## Listed entries
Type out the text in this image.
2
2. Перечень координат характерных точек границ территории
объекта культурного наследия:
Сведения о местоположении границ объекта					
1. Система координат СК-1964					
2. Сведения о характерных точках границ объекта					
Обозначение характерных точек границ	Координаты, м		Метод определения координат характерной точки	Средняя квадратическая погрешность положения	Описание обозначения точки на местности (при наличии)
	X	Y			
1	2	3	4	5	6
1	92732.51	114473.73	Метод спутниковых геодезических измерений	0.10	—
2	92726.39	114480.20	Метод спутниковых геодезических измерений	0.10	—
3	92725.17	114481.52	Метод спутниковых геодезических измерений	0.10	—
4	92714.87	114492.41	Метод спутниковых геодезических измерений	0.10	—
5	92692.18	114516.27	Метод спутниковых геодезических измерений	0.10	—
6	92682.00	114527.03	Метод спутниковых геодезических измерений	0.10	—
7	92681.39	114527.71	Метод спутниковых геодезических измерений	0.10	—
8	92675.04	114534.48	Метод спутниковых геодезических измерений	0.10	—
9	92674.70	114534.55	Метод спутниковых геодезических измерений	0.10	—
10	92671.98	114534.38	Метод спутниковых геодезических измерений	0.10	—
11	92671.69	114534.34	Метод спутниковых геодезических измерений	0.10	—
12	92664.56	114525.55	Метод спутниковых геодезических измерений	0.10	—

## What you should do
Set down the listing in full, keeping every word exactly as it is.

## Exercise output
Type out the text in this image.
2
2. Перечень координат характерных точек границ территории
объекта культурного наследия:
Сведения о местоположении границ объекта					
1. Система координат СК-1964					
2. Сведения о характерных точках границ объекта					
Обозначение характерных точек границ	Координаты, м		Метод определения координат характерной точки	Средняя квадратическая погрешность положения	Описание обозначения точки на местности (при наличии)
	X	Y			
1	2	3	4	5	6
1	92732.51	114473.73	Метод спутниковых геодезических измерений	0.10	—
2	92726.39	114480.20	Метод спутниковых геодезических измерений	0.10	—
3	92725.17	114481.52	Метод спутниковых геодезических измерений	0.10	—
4	92714.87	114492.41	Метод спутниковых геодезических измерений	0.10	—
5	92692.18	114516.27	Метод спутниковых геодезических измерений	0.10	—
6	92682.00	114527.03	Метод спутниковых геодезических измерений	0.10	—
7	92681.39	114527.71	Метод спутниковых геодезических измерений	0.10	—
8	92675.04	114534.48	Метод спутниковых геодезических измерений	0.10	—
9	92674.70	114534.55	Метод спутниковых геодезических измерений	0.10	—
10	92671.98	114534.38	Метод спутниковых геодезических измерений	0.10	—
11	92671.69	114534.34	Метод спутниковых геодезических измерений	0.10	—
12	92664.56	114525.55	Метод спутниковых геодезических измерений	0.10	—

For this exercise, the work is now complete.